■ What this task involves ■
In the records that follow, show each line where the word "settings" is present.

■ Information shown ■

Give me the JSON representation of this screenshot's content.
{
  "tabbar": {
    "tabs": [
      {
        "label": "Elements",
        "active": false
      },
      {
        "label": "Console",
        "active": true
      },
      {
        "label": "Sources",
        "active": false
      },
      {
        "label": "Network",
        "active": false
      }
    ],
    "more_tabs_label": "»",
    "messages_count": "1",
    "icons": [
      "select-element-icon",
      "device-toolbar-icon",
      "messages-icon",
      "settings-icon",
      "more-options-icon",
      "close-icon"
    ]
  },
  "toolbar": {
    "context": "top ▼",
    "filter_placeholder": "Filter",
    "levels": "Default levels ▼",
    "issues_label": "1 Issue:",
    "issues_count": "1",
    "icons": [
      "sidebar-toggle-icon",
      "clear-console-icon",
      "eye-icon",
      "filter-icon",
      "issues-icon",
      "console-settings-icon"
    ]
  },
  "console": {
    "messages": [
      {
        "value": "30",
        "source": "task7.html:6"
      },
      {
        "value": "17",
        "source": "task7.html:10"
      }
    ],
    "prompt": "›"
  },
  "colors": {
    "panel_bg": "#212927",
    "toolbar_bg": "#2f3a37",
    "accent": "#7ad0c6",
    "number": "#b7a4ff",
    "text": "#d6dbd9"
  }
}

■ Response ■
      "settings-icon",
      "console-settings-icon"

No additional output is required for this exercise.